=== Records for processing ===
— begin —

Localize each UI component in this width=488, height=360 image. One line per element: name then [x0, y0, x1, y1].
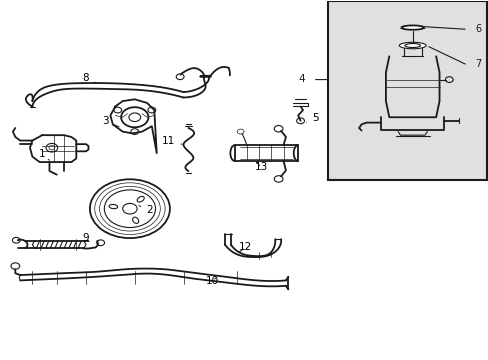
Text: 5: 5 — [306, 113, 318, 123]
Text: 4: 4 — [298, 74, 305, 84]
Bar — [328, 1, 487, 180]
Ellipse shape — [132, 217, 139, 224]
Text: 8: 8 — [82, 73, 96, 83]
Ellipse shape — [109, 204, 118, 209]
Text: 6: 6 — [474, 24, 480, 34]
Text: 11: 11 — [162, 136, 182, 146]
Text: 10: 10 — [206, 276, 219, 286]
Ellipse shape — [399, 42, 425, 49]
Text: 12: 12 — [238, 242, 252, 252]
Text: 3: 3 — [102, 116, 119, 127]
Text: 2: 2 — [139, 206, 152, 216]
Ellipse shape — [401, 26, 423, 30]
Ellipse shape — [137, 197, 144, 202]
Text: 1: 1 — [39, 149, 49, 160]
Ellipse shape — [404, 44, 420, 48]
Text: 7: 7 — [474, 59, 480, 69]
Text: 9: 9 — [82, 233, 89, 243]
Text: 13: 13 — [254, 162, 267, 172]
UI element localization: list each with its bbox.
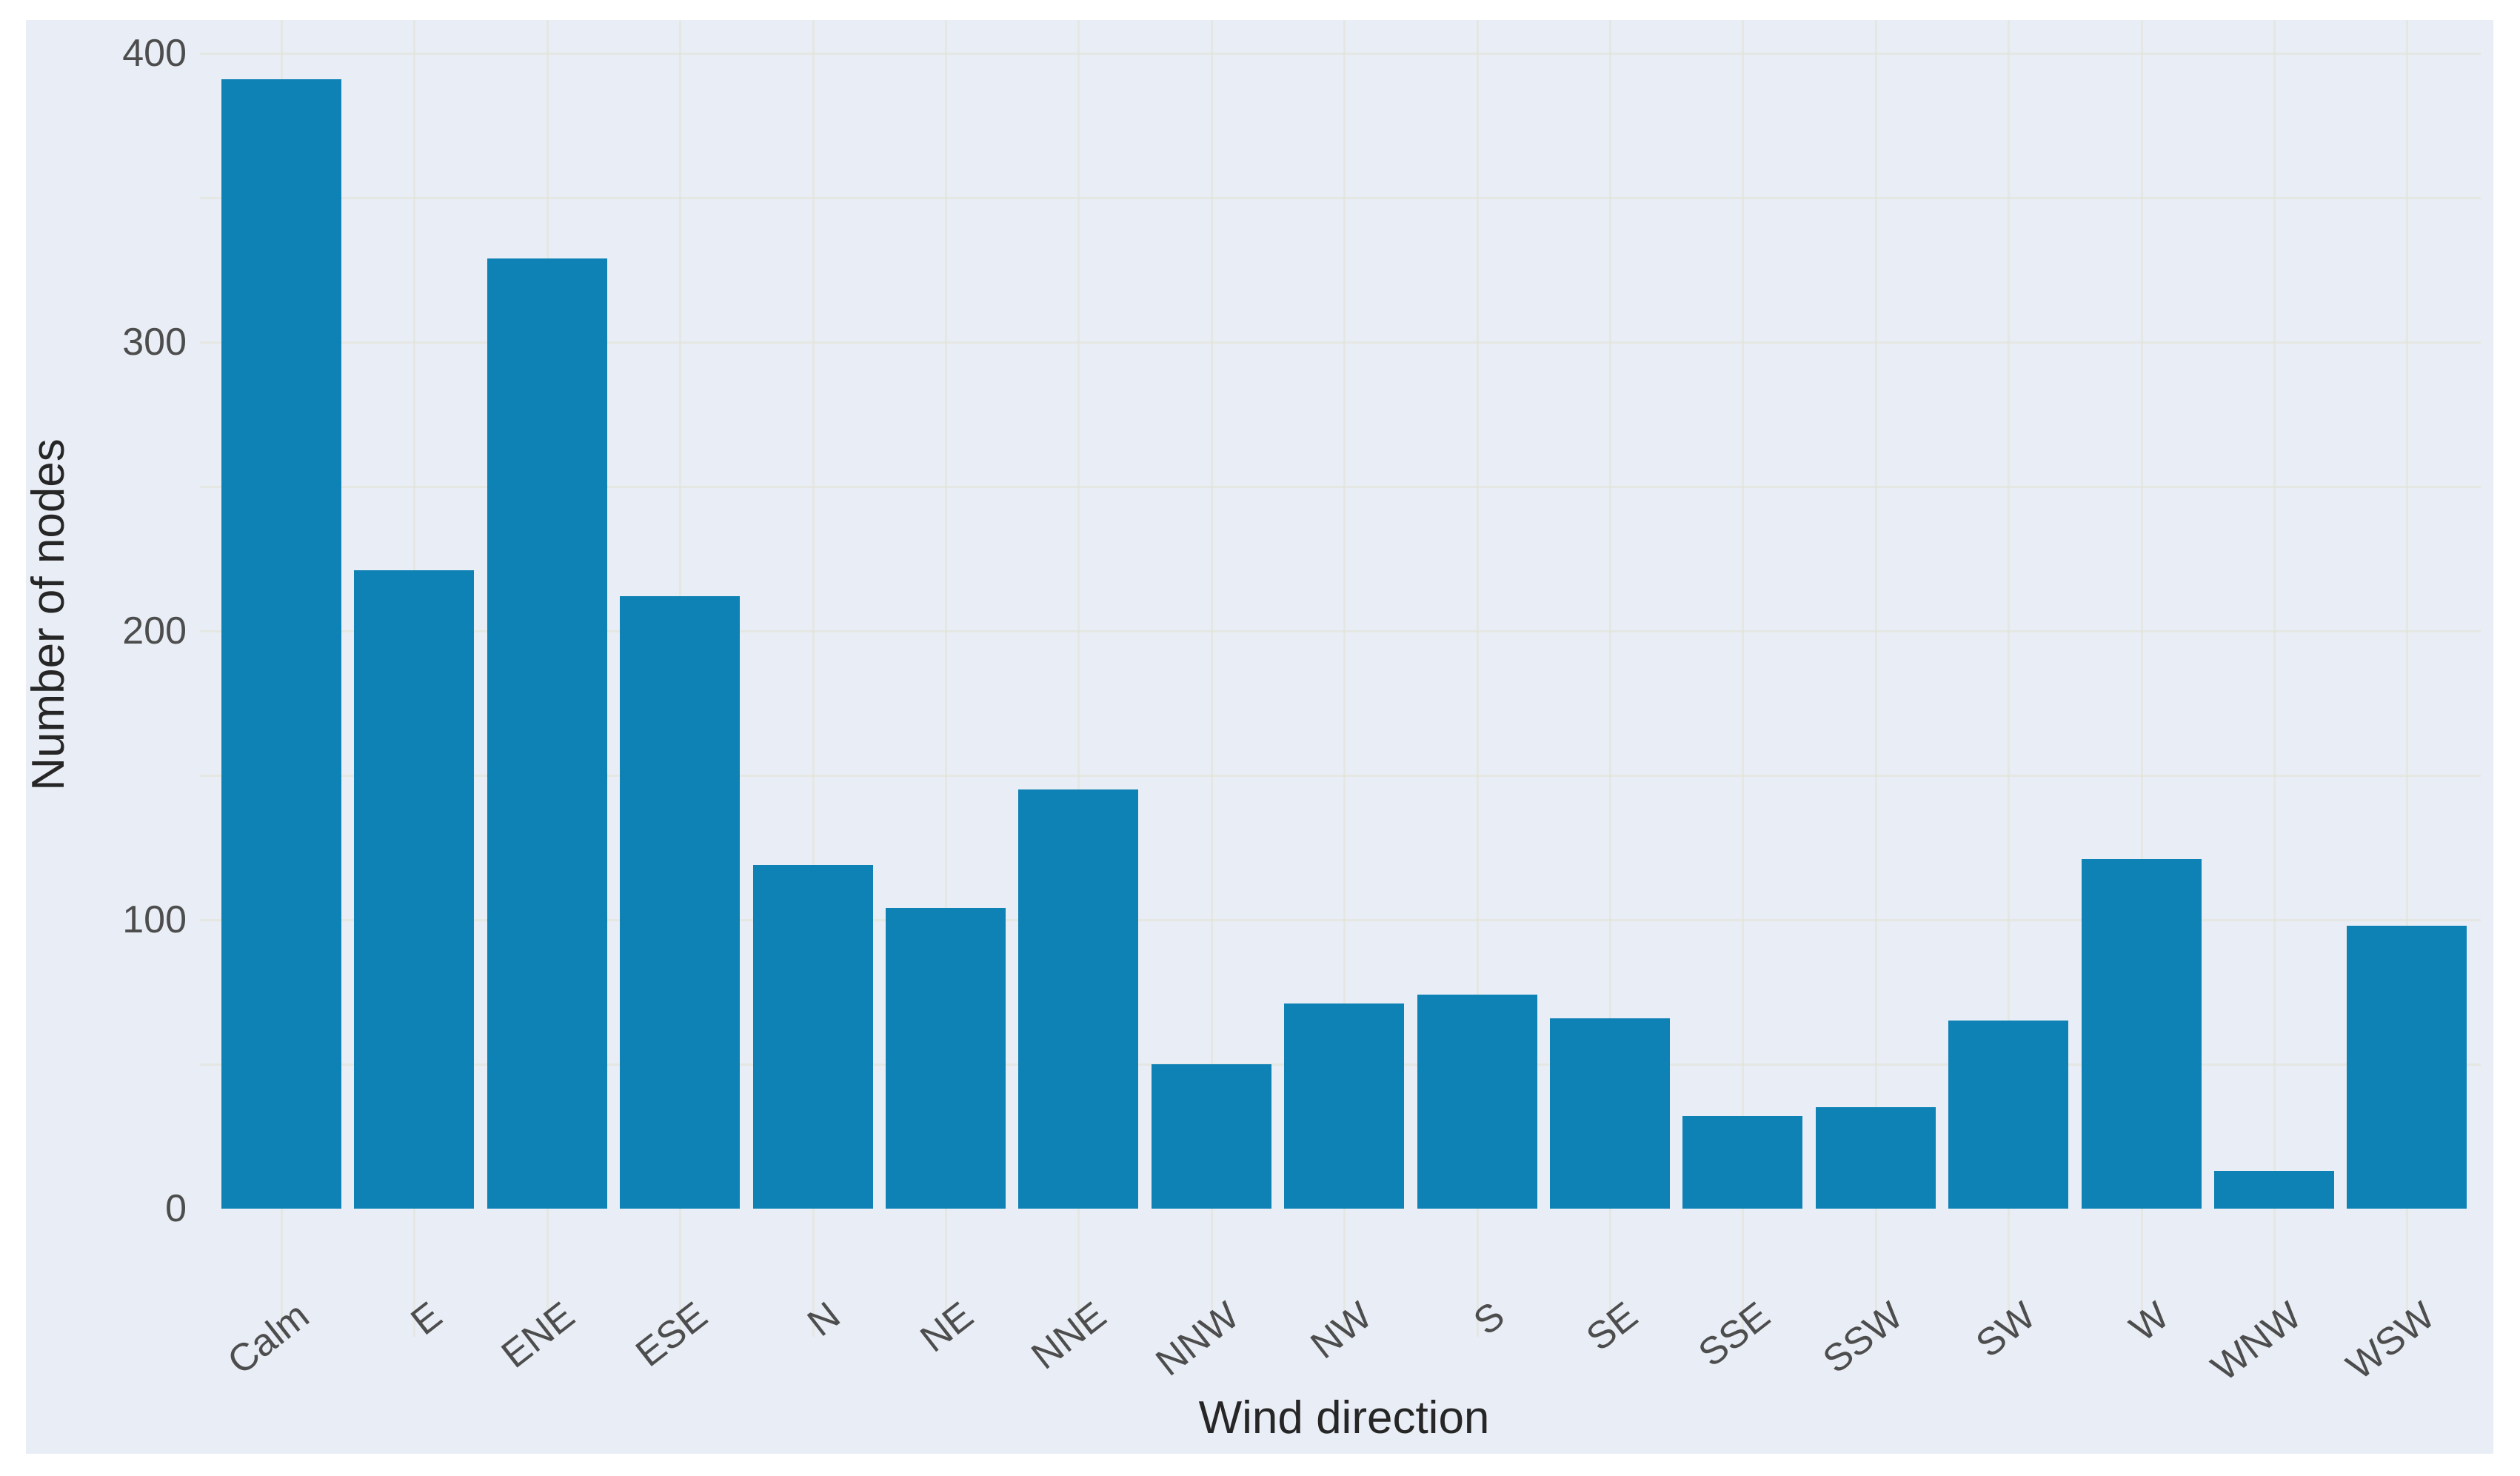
bar <box>487 258 607 1209</box>
y-gridline <box>200 52 2481 55</box>
x-gridline <box>1210 20 1213 1337</box>
x-axis-title: Wind direction <box>1198 1392 1490 1443</box>
y-tick-label: 200 <box>122 609 187 652</box>
y-gridline <box>200 485 2481 488</box>
x-gridline <box>1343 20 1346 1337</box>
bar <box>354 570 475 1209</box>
bar <box>1284 1004 1405 1209</box>
x-gridline <box>945 20 947 1337</box>
y-gridline <box>200 630 2481 632</box>
x-gridline <box>1742 20 1745 1337</box>
y-gridline <box>200 918 2481 921</box>
y-gridline <box>200 774 2481 777</box>
x-gridline <box>2273 20 2276 1337</box>
bar <box>2214 1171 2334 1209</box>
y-tick-label: 300 <box>122 320 187 364</box>
y-tick-label: 400 <box>122 31 187 75</box>
bar <box>2347 925 2467 1209</box>
bar <box>1815 1107 1936 1209</box>
x-gridline <box>1077 20 1080 1337</box>
bar <box>1948 1021 2069 1209</box>
y-gridline <box>200 196 2481 199</box>
x-gridline <box>2406 20 2409 1337</box>
bar <box>221 79 341 1209</box>
bar <box>1417 995 1537 1209</box>
y-gridline <box>200 341 2481 344</box>
bar <box>2081 859 2202 1209</box>
x-gridline <box>1609 20 1611 1337</box>
y-tick-label: 100 <box>122 898 187 941</box>
x-gridline <box>2008 20 2011 1337</box>
y-tick-label: 0 <box>165 1187 187 1230</box>
x-gridline <box>812 20 815 1337</box>
bar <box>1018 789 1139 1209</box>
bar <box>752 864 873 1209</box>
bar <box>1682 1116 1803 1209</box>
bar <box>1151 1063 1271 1209</box>
bar <box>1550 1018 1670 1209</box>
x-gridline <box>1476 20 1479 1337</box>
bar <box>886 908 1006 1209</box>
y-axis-title: Number of nodes <box>23 438 74 791</box>
bar <box>620 596 741 1209</box>
x-gridline <box>2140 20 2143 1337</box>
x-gridline <box>1874 20 1877 1337</box>
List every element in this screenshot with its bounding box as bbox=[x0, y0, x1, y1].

— end —

=== Your instructions ===
Copy all of the data above verbatim, line for line, but omit the pictures.

=== The reply ===
Localize each UI component in this width=488, height=360 image. One line per element: name then [x0, y0, x1, y1].
Text: 5: 5 — [306, 113, 318, 123]
Text: 4: 4 — [298, 74, 305, 84]
Bar — [328, 1, 487, 180]
Ellipse shape — [132, 217, 139, 224]
Text: 8: 8 — [82, 73, 96, 83]
Ellipse shape — [109, 204, 118, 209]
Text: 6: 6 — [474, 24, 480, 34]
Text: 11: 11 — [162, 136, 182, 146]
Text: 10: 10 — [206, 276, 219, 286]
Ellipse shape — [399, 42, 425, 49]
Text: 12: 12 — [238, 242, 252, 252]
Text: 3: 3 — [102, 116, 119, 127]
Text: 2: 2 — [139, 206, 152, 216]
Ellipse shape — [401, 26, 423, 30]
Ellipse shape — [137, 197, 144, 202]
Text: 1: 1 — [39, 149, 49, 160]
Ellipse shape — [404, 44, 420, 48]
Text: 7: 7 — [474, 59, 480, 69]
Text: 9: 9 — [82, 233, 89, 243]
Text: 13: 13 — [254, 162, 267, 172]
UI element localization: list each with its bbox.
bar <box>487 258 607 1209</box>
y-gridline <box>200 52 2481 55</box>
x-gridline <box>1210 20 1213 1337</box>
x-axis-title: Wind direction <box>1198 1392 1490 1443</box>
y-tick-label: 200 <box>122 609 187 652</box>
y-gridline <box>200 485 2481 488</box>
x-gridline <box>1343 20 1346 1337</box>
bar <box>354 570 475 1209</box>
bar <box>1284 1004 1405 1209</box>
x-gridline <box>945 20 947 1337</box>
y-gridline <box>200 630 2481 632</box>
x-gridline <box>1742 20 1745 1337</box>
y-gridline <box>200 918 2481 921</box>
y-gridline <box>200 774 2481 777</box>
x-gridline <box>2273 20 2276 1337</box>
bar <box>2214 1171 2334 1209</box>
y-tick-label: 300 <box>122 320 187 364</box>
y-tick-label: 400 <box>122 31 187 75</box>
bar <box>2347 925 2467 1209</box>
bar <box>1815 1107 1936 1209</box>
x-gridline <box>1077 20 1080 1337</box>
bar <box>1948 1021 2069 1209</box>
y-gridline <box>200 196 2481 199</box>
x-gridline <box>2406 20 2409 1337</box>
bar <box>221 79 341 1209</box>
bar <box>1417 995 1537 1209</box>
y-gridline <box>200 341 2481 344</box>
bar <box>2081 859 2202 1209</box>
x-gridline <box>1609 20 1611 1337</box>
y-tick-label: 100 <box>122 898 187 941</box>
x-gridline <box>2008 20 2011 1337</box>
y-tick-label: 0 <box>165 1187 187 1230</box>
x-gridline <box>812 20 815 1337</box>
bar <box>1018 789 1139 1209</box>
bar <box>752 864 873 1209</box>
bar <box>1682 1116 1803 1209</box>
bar <box>1151 1063 1271 1209</box>
bar <box>1550 1018 1670 1209</box>
x-gridline <box>1476 20 1479 1337</box>
bar <box>886 908 1006 1209</box>
y-axis-title: Number of nodes <box>23 438 74 791</box>
bar <box>620 596 741 1209</box>
x-gridline <box>2140 20 2143 1337</box>
x-gridline <box>1874 20 1877 1337</box>
List every element in this screenshot with its bounding box as bbox=[x0, y0, x1, y1].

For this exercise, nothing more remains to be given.